Your goal |
Your task is to repeat the entries exactly. Leave the pictures out.

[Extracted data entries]
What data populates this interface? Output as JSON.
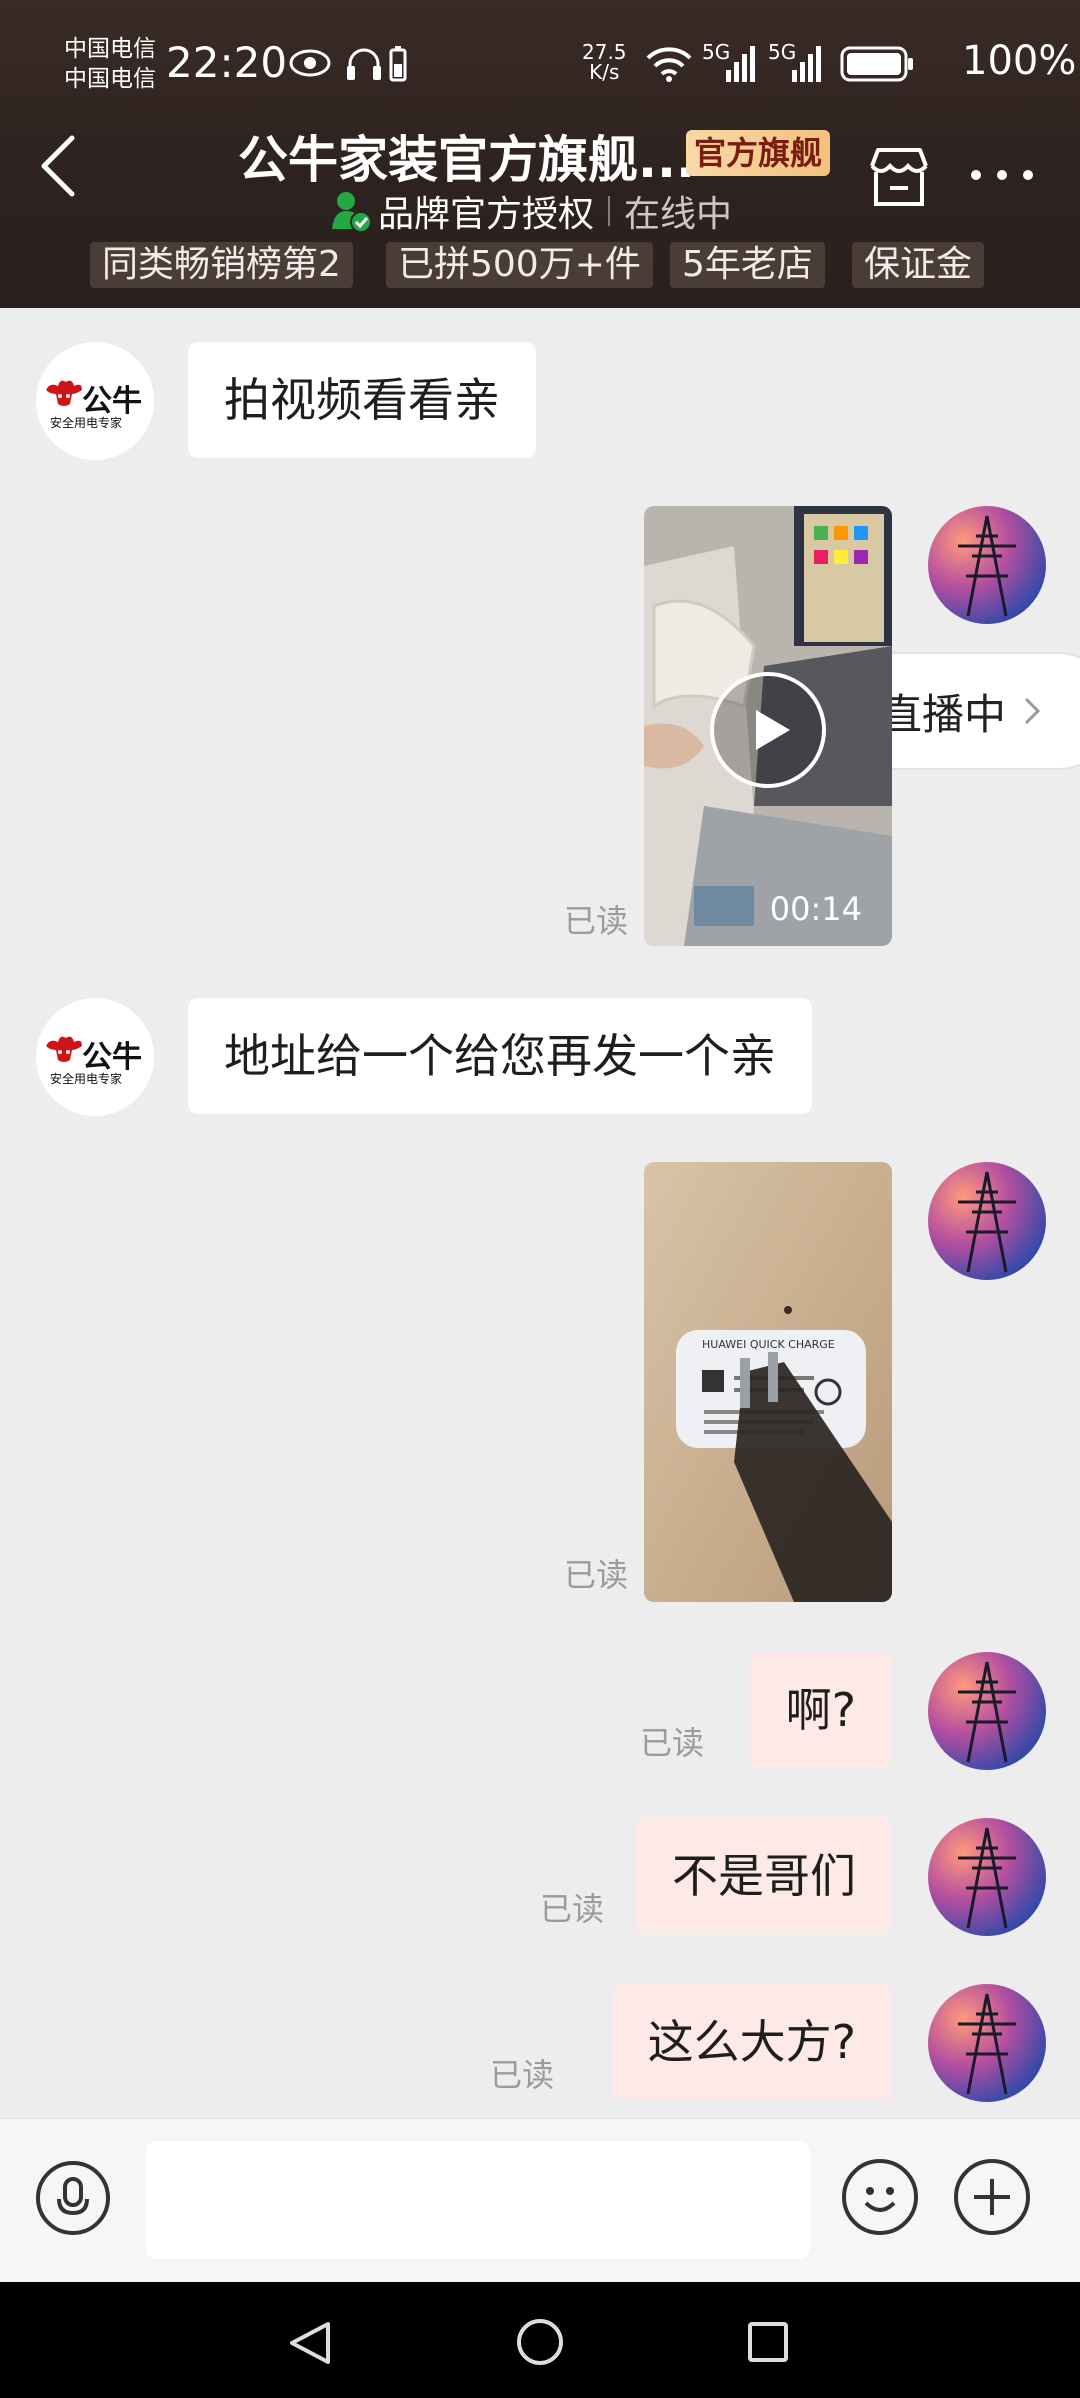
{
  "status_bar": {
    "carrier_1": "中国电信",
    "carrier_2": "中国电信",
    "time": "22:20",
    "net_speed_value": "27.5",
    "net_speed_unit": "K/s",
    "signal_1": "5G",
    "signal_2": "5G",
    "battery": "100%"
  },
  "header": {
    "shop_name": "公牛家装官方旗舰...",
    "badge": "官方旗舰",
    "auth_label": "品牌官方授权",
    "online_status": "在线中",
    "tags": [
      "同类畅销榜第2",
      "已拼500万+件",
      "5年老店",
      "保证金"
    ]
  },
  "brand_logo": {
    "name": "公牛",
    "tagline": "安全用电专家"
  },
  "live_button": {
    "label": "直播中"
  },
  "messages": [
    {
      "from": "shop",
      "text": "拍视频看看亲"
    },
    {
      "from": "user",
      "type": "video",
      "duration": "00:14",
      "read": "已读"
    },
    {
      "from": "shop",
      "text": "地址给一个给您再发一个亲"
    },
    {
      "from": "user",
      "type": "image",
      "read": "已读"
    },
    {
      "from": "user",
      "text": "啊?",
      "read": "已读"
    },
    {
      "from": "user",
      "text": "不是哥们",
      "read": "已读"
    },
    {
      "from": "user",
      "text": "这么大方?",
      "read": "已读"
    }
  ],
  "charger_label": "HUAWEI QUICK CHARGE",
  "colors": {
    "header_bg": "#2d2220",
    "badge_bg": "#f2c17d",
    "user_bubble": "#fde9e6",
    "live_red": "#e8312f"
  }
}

Output of the exercise |
What data populates this interface? Output as JSON.
{
  "status_bar": {
    "carrier_1": "中国电信",
    "carrier_2": "中国电信",
    "time": "22:20",
    "net_speed_value": "27.5",
    "net_speed_unit": "K/s",
    "signal_1": "5G",
    "signal_2": "5G",
    "battery": "100%"
  },
  "header": {
    "shop_name": "公牛家装官方旗舰...",
    "badge": "官方旗舰",
    "auth_label": "品牌官方授权",
    "online_status": "在线中",
    "tags": [
      "同类畅销榜第2",
      "已拼500万+件",
      "5年老店",
      "保证金"
    ]
  },
  "brand_logo": {
    "name": "公牛",
    "tagline": "安全用电专家"
  },
  "live_button": {
    "label": "直播中"
  },
  "messages": [
    {
      "from": "shop",
      "text": "拍视频看看亲"
    },
    {
      "from": "user",
      "type": "video",
      "duration": "00:14",
      "read": "已读"
    },
    {
      "from": "shop",
      "text": "地址给一个给您再发一个亲"
    },
    {
      "from": "user",
      "type": "image",
      "read": "已读"
    },
    {
      "from": "user",
      "text": "啊?",
      "read": "已读"
    },
    {
      "from": "user",
      "text": "不是哥们",
      "read": "已读"
    },
    {
      "from": "user",
      "text": "这么大方?",
      "read": "已读"
    }
  ],
  "charger_label": "HUAWEI QUICK CHARGE",
  "colors": {
    "header_bg": "#2d2220",
    "badge_bg": "#f2c17d",
    "user_bubble": "#fde9e6",
    "live_red": "#e8312f"
  }
}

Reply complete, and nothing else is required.